[Begin SOURCE DATA]

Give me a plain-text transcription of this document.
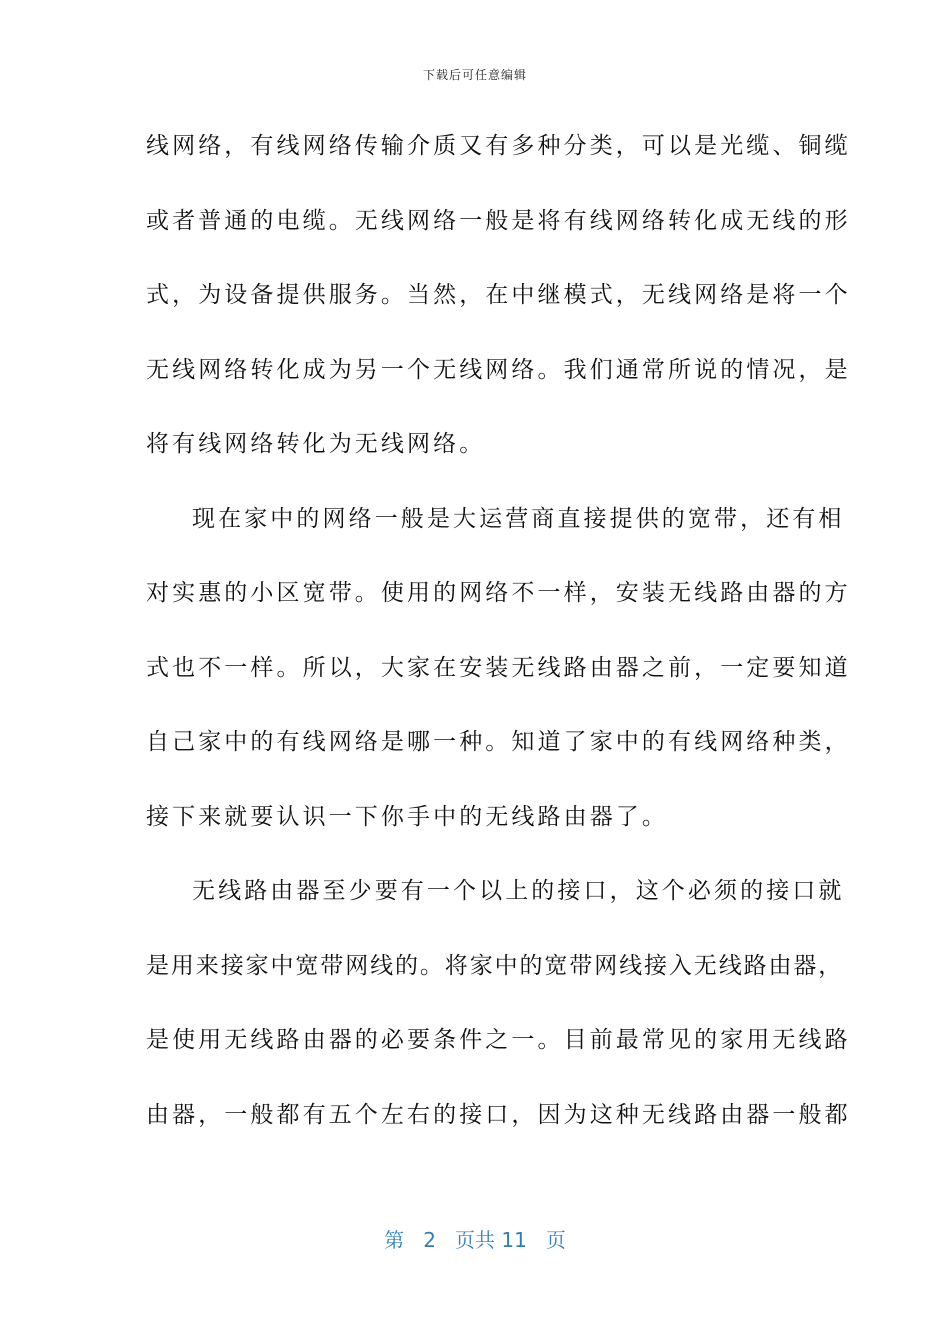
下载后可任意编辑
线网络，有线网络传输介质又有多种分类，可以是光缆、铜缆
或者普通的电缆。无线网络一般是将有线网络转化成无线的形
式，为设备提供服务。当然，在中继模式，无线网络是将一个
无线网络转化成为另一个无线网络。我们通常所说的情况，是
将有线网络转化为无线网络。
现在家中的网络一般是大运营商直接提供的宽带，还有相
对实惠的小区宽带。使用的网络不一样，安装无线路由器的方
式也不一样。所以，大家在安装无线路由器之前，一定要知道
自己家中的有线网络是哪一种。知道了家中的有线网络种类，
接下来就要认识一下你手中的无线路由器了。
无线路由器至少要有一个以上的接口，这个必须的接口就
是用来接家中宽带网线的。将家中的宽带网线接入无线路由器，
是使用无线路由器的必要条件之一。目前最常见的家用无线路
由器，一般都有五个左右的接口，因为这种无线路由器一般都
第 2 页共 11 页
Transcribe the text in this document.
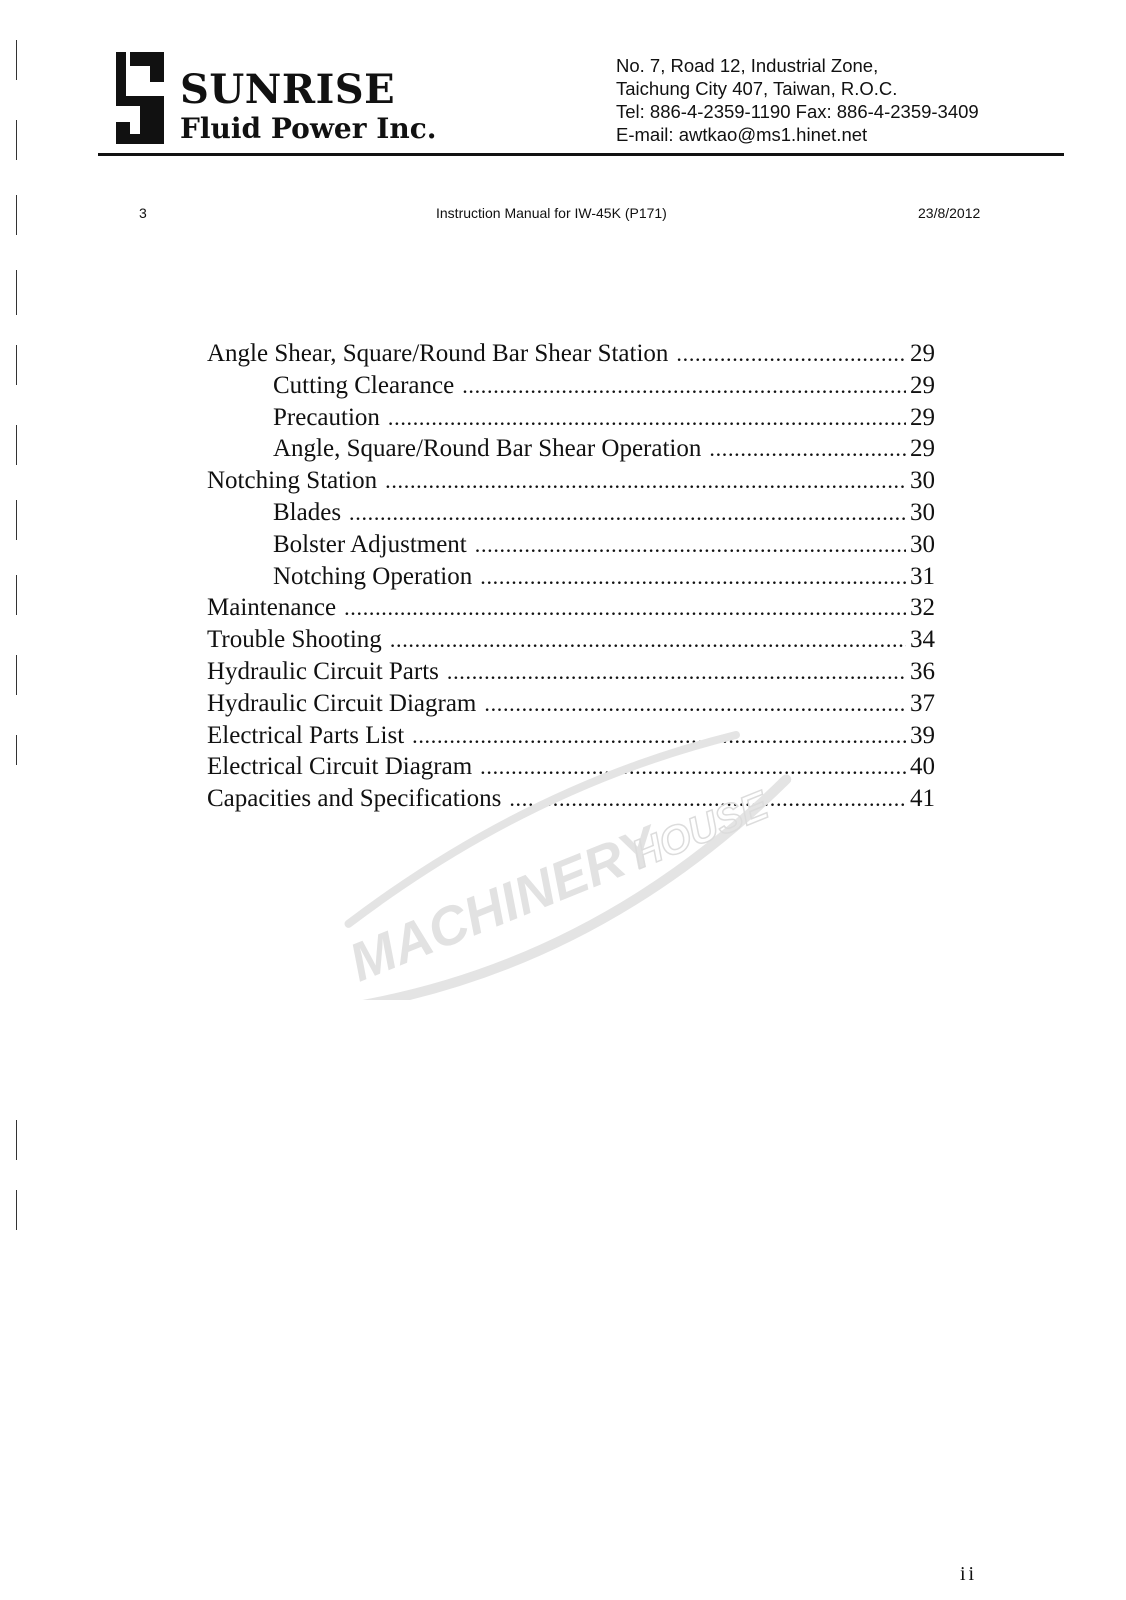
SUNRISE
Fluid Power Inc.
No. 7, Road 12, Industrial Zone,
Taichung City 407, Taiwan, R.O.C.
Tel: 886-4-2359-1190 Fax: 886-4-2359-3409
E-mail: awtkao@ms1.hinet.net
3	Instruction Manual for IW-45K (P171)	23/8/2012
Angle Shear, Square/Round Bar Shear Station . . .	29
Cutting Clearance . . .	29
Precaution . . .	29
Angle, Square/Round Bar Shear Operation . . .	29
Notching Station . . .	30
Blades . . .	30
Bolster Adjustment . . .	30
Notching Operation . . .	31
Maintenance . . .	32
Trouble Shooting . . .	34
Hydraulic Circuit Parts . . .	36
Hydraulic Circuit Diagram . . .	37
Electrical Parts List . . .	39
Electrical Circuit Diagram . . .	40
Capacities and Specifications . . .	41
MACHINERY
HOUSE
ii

[End SOURCE DATA]

→ **PROBLEM REQUIREMENTS**
Check each line of the data above for the word "this", then state how many lines have it. Give the number alone.

→ **TASK OUTPUT**
2